Exercise = With the images set aside, retype every record below character for character.

Material supplied =
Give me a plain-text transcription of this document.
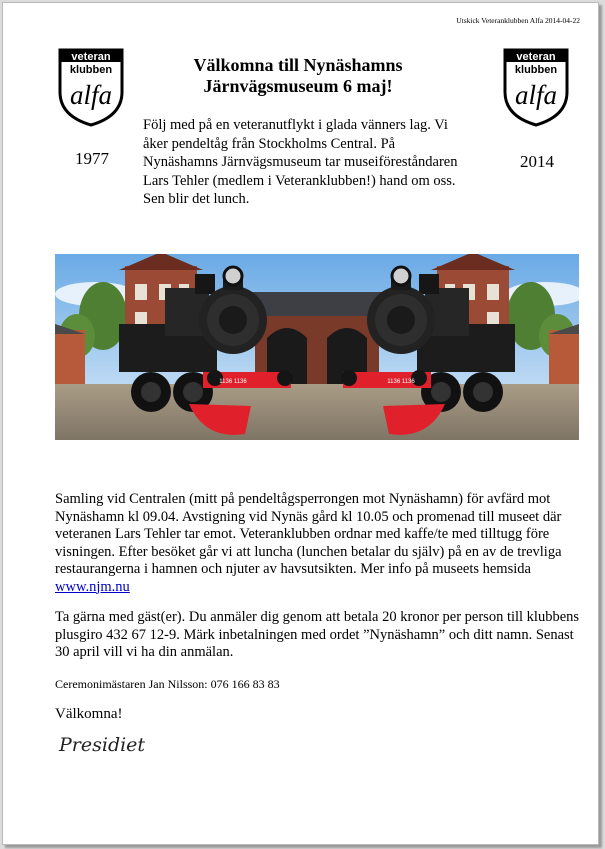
Utskick Veteranklubben Alfa 2014-04-22
veteran
klubben
alfa
veteran
klubben
alfa
1977	2014
Välkomna till Nynäshamns
Järnvägsmuseum 6 maj!
Följ med på en veteranutflykt i glada vänners lag. Vi åker pendeltåg från Stockholms Central. På Nynäshamns Järnvägsmuseum tar museiföreståndaren Lars Tehler (medlem i Veteranklubben!) hand om oss. Sen blir det lunch.
1136 1136	1136 1136
Samling vid Centralen (mitt på pendeltågsperrongen mot Nynäshamn) för avfärd mot Nynäshamn kl 09.04. Avstigning vid Nynäs gård kl 10.05 och promenad till museet där veteranen Lars Tehler tar emot. Veteranklubben ordnar med kaffe/te med tilltugg före visningen. Efter besöket går vi att luncha (lunchen betalar du själv) på en av de trevliga restaurangerna i hamnen och njuter av havsutsikten. Mer info på museets hemsida www.njm.nu
Ta gärna med gäst(er). Du anmäler dig genom att betala 20 kronor per person till klubbens plusgiro 432 67 12-9. Märk inbetalningen med ordet ”Nynäshamn” och ditt namn. Senast 30 april vill vi ha din anmälan.
Ceremonimästaren Jan Nilsson: 076 166 83 83
Välkomna!
Presidiet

Exercise answer =
Give me a plain-text transcription of this document.
Utskick Veteranklubben Alfa 2014-04-22
veteran
klubben
alfa
veteran
klubben
alfa
1977	2014
Välkomna till Nynäshamns
Järnvägsmuseum 6 maj!
Följ med på en veteranutflykt i glada vänners lag. Vi åker pendeltåg från Stockholms Central. På Nynäshamns Järnvägsmuseum tar museiföreståndaren Lars Tehler (medlem i Veteranklubben!) hand om oss. Sen blir det lunch.
1136 1136	1136 1136
Samling vid Centralen (mitt på pendeltågsperrongen mot Nynäshamn) för avfärd mot Nynäshamn kl 09.04. Avstigning vid Nynäs gård kl 10.05 och promenad till museet där veteranen Lars Tehler tar emot. Veteranklubben ordnar med kaffe/te med tilltugg före visningen. Efter besöket går vi att luncha (lunchen betalar du själv) på en av de trevliga restaurangerna i hamnen och njuter av havsutsikten. Mer info på museets hemsida www.njm.nu
Ta gärna med gäst(er). Du anmäler dig genom att betala 20 kronor per person till klubbens plusgiro 432 67 12-9. Märk inbetalningen med ordet ”Nynäshamn” och ditt namn. Senast 30 april vill vi ha din anmälan.
Ceremonimästaren Jan Nilsson: 076 166 83 83
Välkomna!
Presidiet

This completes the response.